>> start RECORDS PROVIDED

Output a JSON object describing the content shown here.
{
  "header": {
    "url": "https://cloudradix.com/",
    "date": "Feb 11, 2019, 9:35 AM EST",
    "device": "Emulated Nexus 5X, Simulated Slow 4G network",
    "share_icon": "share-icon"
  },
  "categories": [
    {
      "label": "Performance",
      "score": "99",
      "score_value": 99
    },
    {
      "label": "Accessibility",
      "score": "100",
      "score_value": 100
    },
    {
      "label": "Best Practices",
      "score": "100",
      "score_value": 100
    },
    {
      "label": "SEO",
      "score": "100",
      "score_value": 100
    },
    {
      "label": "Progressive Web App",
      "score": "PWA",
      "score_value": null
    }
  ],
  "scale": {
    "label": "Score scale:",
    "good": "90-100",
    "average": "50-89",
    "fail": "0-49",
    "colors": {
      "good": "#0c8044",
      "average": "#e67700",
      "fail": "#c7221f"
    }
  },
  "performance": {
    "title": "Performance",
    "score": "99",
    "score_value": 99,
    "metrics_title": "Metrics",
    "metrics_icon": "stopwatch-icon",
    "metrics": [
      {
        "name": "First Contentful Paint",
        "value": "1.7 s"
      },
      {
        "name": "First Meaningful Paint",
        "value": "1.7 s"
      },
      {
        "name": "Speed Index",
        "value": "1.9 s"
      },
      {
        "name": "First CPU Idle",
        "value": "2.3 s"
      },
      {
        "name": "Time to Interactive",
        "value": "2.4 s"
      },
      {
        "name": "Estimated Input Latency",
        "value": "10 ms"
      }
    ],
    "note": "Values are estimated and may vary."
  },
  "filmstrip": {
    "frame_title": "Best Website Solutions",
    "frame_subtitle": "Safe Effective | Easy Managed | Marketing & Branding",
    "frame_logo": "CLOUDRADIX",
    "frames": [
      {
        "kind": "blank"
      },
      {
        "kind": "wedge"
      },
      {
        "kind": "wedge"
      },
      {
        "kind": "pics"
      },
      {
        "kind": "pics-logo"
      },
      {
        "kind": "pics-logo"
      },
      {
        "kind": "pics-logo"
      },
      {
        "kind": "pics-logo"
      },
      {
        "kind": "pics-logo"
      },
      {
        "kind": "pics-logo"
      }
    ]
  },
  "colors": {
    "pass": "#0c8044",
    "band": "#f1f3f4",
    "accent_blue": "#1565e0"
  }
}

>> end RECORDS PROVIDED

Repeat all entries. Match them exactly.

• RESPONSE TO THE TASK:
Output a JSON object describing the content shown here.
{
  "header": {
    "url": "https://cloudradix.com/",
    "date": "Feb 11, 2019, 9:35 AM EST",
    "device": "Emulated Nexus 5X, Simulated Slow 4G network",
    "share_icon": "share-icon"
  },
  "categories": [
    {
      "label": "Performance",
      "score": "99",
      "score_value": 99
    },
    {
      "label": "Accessibility",
      "score": "100",
      "score_value": 100
    },
    {
      "label": "Best Practices",
      "score": "100",
      "score_value": 100
    },
    {
      "label": "SEO",
      "score": "100",
      "score_value": 100
    },
    {
      "label": "Progressive Web App",
      "score": "PWA",
      "score_value": null
    }
  ],
  "scale": {
    "label": "Score scale:",
    "good": "90-100",
    "average": "50-89",
    "fail": "0-49",
    "colors": {
      "good": "#0c8044",
      "average": "#e67700",
      "fail": "#c7221f"
    }
  },
  "performance": {
    "title": "Performance",
    "score": "99",
    "score_value": 99,
    "metrics_title": "Metrics",
    "metrics_icon": "stopwatch-icon",
    "metrics": [
      {
        "name": "First Contentful Paint",
        "value": "1.7 s"
      },
      {
        "name": "First Meaningful Paint",
        "value": "1.7 s"
      },
      {
        "name": "Speed Index",
        "value": "1.9 s"
      },
      {
        "name": "First CPU Idle",
        "value": "2.3 s"
      },
      {
        "name": "Time to Interactive",
        "value": "2.4 s"
      },
      {
        "name": "Estimated Input Latency",
        "value": "10 ms"
      }
    ],
    "note": "Values are estimated and may vary."
  },
  "filmstrip": {
    "frame_title": "Best Website Solutions",
    "frame_subtitle": "Safe Effective | Easy Managed | Marketing & Branding",
    "frame_logo": "CLOUDRADIX",
    "frames": [
      {
        "kind": "blank"
      },
      {
        "kind": "wedge"
      },
      {
        "kind": "wedge"
      },
      {
        "kind": "pics"
      },
      {
        "kind": "pics-logo"
      },
      {
        "kind": "pics-logo"
      },
      {
        "kind": "pics-logo"
      },
      {
        "kind": "pics-logo"
      },
      {
        "kind": "pics-logo"
      },
      {
        "kind": "pics-logo"
      }
    ]
  },
  "colors": {
    "pass": "#0c8044",
    "band": "#f1f3f4",
    "accent_blue": "#1565e0"
  }
}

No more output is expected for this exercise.